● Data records
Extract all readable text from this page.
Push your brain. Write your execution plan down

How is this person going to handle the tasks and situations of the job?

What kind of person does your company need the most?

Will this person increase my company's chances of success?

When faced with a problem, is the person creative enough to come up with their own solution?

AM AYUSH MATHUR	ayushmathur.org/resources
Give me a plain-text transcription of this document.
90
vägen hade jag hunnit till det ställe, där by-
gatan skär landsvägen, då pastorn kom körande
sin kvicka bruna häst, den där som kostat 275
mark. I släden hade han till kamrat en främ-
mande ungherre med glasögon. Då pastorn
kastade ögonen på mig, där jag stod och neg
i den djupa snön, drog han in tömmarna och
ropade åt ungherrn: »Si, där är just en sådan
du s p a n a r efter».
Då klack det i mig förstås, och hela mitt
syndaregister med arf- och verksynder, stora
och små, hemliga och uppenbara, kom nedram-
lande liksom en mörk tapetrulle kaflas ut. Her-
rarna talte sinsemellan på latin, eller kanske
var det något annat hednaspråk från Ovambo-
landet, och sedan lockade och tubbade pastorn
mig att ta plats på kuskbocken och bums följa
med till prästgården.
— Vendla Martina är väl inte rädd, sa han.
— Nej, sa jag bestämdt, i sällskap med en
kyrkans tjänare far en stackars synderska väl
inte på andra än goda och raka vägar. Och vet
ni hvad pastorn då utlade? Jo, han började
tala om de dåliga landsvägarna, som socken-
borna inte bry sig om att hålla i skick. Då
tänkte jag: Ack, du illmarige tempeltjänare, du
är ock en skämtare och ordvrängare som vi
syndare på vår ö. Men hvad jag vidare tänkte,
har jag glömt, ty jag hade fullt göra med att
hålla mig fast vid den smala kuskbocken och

● TO BE DONE
Please quote nothing but the lines from the line with "Give me a plain-text" through the end of the data above, exactly as written, ends included.

● CORRECT ANSWER
Give me a plain-text transcription of this document.
90
vägen hade jag hunnit till det ställe, där by-
gatan skär landsvägen, då pastorn kom körande
sin kvicka bruna häst, den där som kostat 275
mark. I släden hade han till kamrat en främ-
mande ungherre med glasögon. Då pastorn
kastade ögonen på mig, där jag stod och neg
i den djupa snön, drog han in tömmarna och
ropade åt ungherrn: »Si, där är just en sådan
du s p a n a r efter».
Då klack det i mig förstås, och hela mitt
syndaregister med arf- och verksynder, stora
och små, hemliga och uppenbara, kom nedram-
lande liksom en mörk tapetrulle kaflas ut. Her-
rarna talte sinsemellan på latin, eller kanske
var det något annat hednaspråk från Ovambo-
landet, och sedan lockade och tubbade pastorn
mig att ta plats på kuskbocken och bums följa
med till prästgården.
— Vendla Martina är väl inte rädd, sa han.
— Nej, sa jag bestämdt, i sällskap med en
kyrkans tjänare far en stackars synderska väl
inte på andra än goda och raka vägar. Och vet
ni hvad pastorn då utlade? Jo, han började
tala om de dåliga landsvägarna, som socken-
borna inte bry sig om att hålla i skick. Då
tänkte jag: Ack, du illmarige tempeltjänare, du
är ock en skämtare och ordvrängare som vi
syndare på vår ö. Men hvad jag vidare tänkte,
har jag glömt, ty jag hade fullt göra med att
hålla mig fast vid den smala kuskbocken och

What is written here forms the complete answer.